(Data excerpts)
(begin)

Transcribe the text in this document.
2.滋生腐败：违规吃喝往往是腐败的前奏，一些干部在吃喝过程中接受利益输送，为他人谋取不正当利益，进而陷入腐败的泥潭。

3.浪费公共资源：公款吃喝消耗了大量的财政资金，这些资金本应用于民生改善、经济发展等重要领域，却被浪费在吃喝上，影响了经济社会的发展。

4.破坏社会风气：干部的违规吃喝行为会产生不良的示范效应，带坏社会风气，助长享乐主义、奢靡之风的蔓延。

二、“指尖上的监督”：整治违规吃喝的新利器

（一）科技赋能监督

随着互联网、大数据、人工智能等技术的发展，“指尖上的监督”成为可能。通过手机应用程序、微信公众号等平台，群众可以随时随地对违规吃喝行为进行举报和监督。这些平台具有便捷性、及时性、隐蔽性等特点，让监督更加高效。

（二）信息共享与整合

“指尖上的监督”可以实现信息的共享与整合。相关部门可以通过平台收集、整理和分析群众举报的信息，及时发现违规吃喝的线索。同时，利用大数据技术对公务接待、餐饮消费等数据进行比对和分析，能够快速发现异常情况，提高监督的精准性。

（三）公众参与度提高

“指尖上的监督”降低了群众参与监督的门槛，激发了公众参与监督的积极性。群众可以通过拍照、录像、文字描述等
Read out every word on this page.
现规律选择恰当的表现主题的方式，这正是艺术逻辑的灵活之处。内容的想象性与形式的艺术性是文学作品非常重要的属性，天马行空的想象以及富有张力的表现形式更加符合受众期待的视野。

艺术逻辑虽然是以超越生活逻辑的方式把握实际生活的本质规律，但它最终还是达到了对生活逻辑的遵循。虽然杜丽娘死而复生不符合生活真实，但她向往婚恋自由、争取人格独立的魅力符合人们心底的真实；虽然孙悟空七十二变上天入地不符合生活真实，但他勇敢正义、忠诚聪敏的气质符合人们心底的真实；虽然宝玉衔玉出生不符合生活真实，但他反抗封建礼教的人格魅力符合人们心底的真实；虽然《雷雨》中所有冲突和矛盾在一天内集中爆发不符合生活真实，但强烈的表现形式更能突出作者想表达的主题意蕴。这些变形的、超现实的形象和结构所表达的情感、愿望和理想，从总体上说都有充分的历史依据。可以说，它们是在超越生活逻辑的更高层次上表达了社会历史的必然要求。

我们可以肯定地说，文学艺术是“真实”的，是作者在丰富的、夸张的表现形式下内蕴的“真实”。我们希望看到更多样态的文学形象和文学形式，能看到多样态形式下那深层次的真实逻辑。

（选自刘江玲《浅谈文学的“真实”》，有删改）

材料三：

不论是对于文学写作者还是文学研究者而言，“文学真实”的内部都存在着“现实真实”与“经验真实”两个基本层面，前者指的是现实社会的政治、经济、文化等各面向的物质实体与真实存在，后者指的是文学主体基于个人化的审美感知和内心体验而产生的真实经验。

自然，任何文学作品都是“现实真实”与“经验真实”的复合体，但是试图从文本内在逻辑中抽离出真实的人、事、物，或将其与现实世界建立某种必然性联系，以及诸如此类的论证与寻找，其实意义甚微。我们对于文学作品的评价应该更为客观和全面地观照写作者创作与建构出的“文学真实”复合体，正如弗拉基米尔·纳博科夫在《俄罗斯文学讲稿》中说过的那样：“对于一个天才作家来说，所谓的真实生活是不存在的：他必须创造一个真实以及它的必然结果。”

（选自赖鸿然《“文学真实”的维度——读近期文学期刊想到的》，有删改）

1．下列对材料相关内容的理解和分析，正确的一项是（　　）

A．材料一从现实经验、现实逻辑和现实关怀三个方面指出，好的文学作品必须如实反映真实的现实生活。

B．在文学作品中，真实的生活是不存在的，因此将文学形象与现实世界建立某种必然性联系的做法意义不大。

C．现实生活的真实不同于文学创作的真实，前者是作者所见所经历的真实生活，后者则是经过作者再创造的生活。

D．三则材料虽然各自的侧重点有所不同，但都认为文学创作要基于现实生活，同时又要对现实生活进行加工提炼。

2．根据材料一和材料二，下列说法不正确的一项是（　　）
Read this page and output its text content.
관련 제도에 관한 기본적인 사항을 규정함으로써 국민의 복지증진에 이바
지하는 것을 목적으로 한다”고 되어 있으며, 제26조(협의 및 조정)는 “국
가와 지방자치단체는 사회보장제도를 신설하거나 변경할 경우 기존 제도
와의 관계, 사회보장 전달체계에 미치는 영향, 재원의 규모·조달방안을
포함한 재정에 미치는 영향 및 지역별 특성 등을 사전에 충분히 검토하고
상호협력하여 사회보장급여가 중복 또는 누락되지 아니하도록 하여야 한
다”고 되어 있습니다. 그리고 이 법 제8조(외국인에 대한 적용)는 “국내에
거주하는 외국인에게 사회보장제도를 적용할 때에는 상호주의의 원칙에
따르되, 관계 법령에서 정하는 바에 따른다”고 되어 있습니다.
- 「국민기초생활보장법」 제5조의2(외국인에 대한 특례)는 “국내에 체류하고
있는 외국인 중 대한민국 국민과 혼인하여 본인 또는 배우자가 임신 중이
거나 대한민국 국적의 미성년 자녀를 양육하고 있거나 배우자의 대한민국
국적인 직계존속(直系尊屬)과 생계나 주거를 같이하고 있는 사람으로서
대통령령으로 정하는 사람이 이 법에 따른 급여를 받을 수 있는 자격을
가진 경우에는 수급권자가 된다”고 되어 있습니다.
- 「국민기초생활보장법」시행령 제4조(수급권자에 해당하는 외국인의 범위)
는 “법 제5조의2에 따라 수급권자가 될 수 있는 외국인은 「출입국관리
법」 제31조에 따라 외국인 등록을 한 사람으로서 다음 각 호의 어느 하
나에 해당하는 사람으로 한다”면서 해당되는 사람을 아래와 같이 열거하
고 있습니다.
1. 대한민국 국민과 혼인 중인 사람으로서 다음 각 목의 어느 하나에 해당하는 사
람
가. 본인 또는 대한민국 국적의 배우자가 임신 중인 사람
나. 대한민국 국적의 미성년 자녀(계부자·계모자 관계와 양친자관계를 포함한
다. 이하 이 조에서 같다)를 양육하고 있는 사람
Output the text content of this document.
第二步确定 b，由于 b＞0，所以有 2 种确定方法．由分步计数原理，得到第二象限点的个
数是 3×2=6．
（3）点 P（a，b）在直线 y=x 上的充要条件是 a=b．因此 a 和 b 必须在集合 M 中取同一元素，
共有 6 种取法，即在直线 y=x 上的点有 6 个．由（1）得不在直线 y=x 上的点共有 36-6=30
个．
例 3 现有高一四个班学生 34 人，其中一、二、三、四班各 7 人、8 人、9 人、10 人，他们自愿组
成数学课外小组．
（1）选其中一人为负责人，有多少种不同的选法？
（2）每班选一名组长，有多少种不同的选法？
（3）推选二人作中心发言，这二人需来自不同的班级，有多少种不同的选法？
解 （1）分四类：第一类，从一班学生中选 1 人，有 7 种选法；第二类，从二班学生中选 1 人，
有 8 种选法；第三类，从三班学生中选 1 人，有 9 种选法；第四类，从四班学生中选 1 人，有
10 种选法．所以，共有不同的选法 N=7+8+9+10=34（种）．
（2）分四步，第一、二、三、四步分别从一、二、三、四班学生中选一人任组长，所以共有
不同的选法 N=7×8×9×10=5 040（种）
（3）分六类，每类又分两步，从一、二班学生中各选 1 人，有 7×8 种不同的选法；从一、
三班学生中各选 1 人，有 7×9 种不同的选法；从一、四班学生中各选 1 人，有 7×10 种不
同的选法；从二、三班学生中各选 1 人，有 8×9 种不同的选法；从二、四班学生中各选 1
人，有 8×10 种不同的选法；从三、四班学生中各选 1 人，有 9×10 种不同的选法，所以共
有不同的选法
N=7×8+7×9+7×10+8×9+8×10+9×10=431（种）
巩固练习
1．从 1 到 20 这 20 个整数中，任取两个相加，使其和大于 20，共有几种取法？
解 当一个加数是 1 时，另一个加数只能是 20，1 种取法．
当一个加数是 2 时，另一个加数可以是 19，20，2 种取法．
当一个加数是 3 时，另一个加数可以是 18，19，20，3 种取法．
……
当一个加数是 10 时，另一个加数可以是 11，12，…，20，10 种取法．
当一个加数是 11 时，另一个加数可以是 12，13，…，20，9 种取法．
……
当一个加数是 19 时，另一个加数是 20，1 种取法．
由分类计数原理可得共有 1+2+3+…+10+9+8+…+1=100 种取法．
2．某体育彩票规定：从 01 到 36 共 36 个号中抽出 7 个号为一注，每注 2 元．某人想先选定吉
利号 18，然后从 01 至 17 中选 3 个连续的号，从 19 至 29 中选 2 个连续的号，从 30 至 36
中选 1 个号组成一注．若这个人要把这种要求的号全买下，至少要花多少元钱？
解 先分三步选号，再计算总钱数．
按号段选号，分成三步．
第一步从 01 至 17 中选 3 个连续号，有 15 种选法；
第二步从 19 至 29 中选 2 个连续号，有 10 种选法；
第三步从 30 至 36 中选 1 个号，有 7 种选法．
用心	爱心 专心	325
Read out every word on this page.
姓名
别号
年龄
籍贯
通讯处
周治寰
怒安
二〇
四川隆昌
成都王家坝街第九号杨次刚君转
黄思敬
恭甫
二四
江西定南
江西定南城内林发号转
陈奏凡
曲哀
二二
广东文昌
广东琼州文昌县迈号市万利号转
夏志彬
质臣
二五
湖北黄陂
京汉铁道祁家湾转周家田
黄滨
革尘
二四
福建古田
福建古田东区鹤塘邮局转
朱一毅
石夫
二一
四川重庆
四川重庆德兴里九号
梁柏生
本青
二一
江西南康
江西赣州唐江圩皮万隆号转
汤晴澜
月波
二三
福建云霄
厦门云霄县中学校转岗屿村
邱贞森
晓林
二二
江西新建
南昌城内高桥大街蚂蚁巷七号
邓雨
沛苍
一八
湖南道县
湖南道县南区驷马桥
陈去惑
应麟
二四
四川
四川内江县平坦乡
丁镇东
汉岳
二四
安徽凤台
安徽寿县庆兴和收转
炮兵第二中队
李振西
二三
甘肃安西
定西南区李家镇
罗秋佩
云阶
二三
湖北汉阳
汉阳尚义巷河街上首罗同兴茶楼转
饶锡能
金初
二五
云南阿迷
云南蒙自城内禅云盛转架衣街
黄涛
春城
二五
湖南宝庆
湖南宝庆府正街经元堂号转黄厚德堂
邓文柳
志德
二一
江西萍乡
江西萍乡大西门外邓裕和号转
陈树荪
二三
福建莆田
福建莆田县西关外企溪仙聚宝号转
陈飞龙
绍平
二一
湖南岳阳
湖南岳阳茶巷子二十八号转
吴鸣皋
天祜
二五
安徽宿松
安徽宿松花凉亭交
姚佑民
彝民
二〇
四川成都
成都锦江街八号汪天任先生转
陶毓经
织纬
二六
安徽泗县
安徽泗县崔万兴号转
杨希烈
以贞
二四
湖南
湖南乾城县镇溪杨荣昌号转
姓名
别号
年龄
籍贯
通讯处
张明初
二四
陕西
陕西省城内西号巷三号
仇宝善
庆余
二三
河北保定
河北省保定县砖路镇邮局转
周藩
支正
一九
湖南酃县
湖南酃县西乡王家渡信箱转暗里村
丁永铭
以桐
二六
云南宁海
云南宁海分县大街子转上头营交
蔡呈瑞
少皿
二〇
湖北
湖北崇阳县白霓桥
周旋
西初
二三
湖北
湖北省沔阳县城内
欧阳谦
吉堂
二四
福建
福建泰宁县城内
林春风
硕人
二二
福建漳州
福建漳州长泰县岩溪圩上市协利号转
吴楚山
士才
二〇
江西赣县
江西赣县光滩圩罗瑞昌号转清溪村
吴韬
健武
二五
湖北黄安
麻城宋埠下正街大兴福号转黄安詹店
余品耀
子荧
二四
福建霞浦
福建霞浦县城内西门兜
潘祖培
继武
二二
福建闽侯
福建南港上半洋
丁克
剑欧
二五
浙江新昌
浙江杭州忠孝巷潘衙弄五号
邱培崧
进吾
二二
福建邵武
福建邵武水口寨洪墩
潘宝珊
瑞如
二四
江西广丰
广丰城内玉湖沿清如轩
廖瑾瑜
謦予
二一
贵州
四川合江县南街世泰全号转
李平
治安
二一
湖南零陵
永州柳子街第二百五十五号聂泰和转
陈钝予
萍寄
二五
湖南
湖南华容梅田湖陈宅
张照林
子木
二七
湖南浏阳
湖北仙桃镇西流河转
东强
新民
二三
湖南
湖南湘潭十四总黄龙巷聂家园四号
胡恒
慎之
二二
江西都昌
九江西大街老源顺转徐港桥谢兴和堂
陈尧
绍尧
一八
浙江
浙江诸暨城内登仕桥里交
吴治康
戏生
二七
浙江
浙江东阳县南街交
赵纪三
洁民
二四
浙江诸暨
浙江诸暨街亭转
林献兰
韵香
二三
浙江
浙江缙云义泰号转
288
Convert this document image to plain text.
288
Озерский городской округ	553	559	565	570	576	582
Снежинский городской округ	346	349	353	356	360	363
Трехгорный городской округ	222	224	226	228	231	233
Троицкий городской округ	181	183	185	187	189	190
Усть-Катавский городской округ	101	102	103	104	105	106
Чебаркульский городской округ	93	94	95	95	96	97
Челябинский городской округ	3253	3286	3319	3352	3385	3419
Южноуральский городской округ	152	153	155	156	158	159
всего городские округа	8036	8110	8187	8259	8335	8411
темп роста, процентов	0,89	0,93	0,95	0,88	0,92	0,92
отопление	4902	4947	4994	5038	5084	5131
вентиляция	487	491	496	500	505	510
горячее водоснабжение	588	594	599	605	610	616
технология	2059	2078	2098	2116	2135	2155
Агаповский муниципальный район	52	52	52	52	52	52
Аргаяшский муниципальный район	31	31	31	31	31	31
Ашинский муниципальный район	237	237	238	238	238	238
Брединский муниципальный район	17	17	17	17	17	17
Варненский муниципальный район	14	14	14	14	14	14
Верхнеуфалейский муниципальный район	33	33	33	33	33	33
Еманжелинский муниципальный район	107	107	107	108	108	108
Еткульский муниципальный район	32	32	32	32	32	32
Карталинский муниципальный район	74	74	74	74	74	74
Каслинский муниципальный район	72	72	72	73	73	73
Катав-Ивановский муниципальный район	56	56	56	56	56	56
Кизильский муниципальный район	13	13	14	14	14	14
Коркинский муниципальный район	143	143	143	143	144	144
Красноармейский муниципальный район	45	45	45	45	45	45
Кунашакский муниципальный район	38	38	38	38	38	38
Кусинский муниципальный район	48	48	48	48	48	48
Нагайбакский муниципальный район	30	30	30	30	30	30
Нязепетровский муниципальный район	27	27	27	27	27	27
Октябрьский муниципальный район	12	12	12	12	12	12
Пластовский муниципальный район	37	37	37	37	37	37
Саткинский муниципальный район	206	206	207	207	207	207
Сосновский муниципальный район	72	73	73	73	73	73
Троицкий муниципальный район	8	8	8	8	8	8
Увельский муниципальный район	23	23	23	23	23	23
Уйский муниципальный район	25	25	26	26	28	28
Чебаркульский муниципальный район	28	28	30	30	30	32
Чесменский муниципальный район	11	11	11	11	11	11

(end)

Task statement
Choose all lines containing the string "양육하고" and copy them out.

The output
거나 대한민국 국적의 미성년 자녀를 양육하고 있거나 배우자의 대한민국
다. 이하 이 조에서 같다)를 양육하고 있는 사람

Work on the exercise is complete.